* [REQUIRED WORK] Look through the material below. Copy every line with the string "JSON" in it.

[Begin DATA EXCERPTS]

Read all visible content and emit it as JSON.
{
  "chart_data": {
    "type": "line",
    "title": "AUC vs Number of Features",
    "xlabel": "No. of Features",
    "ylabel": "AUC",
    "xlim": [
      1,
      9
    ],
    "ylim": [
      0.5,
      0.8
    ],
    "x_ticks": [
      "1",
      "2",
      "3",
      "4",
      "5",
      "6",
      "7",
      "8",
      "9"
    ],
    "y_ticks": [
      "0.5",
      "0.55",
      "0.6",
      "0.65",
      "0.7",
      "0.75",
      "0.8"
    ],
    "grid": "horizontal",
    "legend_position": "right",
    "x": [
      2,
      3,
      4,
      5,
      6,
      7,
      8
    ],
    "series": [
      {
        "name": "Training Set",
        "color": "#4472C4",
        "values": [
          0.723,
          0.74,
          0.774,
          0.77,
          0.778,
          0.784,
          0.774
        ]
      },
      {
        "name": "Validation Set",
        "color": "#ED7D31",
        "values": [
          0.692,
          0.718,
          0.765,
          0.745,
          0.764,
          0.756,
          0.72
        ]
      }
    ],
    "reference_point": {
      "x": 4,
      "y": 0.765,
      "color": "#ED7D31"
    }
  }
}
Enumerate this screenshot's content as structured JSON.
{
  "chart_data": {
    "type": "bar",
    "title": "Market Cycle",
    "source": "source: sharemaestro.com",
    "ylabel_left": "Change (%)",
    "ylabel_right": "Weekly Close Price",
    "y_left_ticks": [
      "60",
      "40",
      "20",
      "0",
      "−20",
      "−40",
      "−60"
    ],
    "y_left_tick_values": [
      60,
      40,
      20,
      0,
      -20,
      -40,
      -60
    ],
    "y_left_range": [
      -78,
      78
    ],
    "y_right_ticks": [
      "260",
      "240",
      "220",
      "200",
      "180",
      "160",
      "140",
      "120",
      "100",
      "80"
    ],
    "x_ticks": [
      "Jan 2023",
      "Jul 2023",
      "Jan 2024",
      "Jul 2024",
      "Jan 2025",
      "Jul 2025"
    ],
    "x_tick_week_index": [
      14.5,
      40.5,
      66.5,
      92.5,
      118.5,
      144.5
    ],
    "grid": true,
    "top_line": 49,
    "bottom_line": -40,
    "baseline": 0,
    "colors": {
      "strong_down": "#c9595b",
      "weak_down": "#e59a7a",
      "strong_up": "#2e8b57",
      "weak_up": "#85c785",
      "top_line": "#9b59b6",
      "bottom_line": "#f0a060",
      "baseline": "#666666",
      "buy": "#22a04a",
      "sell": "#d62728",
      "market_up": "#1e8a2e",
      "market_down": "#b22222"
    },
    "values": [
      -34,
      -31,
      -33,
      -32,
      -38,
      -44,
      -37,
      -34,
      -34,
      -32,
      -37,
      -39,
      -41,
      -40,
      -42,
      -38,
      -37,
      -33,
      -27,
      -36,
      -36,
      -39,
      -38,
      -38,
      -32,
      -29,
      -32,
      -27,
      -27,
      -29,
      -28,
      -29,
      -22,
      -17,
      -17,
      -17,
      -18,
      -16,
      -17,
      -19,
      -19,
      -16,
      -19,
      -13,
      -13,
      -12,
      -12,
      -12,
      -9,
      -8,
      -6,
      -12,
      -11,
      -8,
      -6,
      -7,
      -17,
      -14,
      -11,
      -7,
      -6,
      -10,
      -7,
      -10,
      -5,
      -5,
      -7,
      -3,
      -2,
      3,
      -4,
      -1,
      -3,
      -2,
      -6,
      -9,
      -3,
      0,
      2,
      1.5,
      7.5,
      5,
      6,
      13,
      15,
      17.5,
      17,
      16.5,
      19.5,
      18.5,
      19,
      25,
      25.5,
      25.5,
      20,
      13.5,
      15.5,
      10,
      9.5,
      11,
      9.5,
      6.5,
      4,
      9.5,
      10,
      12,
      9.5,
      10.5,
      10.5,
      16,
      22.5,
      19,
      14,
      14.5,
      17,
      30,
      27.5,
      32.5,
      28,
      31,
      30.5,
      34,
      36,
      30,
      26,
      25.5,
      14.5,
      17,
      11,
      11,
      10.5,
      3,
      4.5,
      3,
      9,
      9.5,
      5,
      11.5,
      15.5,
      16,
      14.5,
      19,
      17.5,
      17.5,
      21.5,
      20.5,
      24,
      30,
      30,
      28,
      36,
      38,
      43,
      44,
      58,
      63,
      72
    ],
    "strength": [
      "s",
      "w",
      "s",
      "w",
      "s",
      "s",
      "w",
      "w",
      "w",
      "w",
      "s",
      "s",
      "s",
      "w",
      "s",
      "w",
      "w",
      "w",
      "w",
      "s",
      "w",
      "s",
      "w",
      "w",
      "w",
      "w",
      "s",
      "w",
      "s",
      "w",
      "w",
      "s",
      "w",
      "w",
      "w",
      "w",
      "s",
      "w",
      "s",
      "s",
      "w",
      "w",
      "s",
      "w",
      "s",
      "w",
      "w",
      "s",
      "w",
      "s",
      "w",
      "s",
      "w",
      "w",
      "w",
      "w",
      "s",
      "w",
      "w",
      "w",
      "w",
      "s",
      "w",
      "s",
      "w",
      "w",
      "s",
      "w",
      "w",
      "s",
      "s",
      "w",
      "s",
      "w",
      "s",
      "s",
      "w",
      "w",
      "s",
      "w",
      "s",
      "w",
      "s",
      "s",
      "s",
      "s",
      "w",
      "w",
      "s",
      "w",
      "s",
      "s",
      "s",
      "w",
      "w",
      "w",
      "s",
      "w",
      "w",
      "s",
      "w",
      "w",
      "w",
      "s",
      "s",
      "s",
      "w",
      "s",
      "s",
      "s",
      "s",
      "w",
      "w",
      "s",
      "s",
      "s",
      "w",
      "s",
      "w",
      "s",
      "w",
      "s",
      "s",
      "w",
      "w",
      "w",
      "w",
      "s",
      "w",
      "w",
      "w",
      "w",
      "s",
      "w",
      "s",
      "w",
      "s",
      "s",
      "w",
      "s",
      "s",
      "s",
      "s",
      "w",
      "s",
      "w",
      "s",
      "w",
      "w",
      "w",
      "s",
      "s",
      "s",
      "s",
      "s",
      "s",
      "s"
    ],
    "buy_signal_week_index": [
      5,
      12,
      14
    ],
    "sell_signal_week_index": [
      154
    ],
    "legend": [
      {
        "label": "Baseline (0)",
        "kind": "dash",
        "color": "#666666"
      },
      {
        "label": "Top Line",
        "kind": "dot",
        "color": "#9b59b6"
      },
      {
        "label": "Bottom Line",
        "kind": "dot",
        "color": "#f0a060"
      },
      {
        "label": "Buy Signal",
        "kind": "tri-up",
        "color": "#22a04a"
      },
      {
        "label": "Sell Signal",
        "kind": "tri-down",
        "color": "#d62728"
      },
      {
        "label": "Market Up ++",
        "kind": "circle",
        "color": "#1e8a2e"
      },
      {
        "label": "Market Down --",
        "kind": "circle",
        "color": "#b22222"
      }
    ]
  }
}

[End DATA EXCERPTS]

* [ANSWER TO THIS PROBLEM]
Read all visible content and emit it as JSON.
Enumerate this screenshot's content as structured JSON.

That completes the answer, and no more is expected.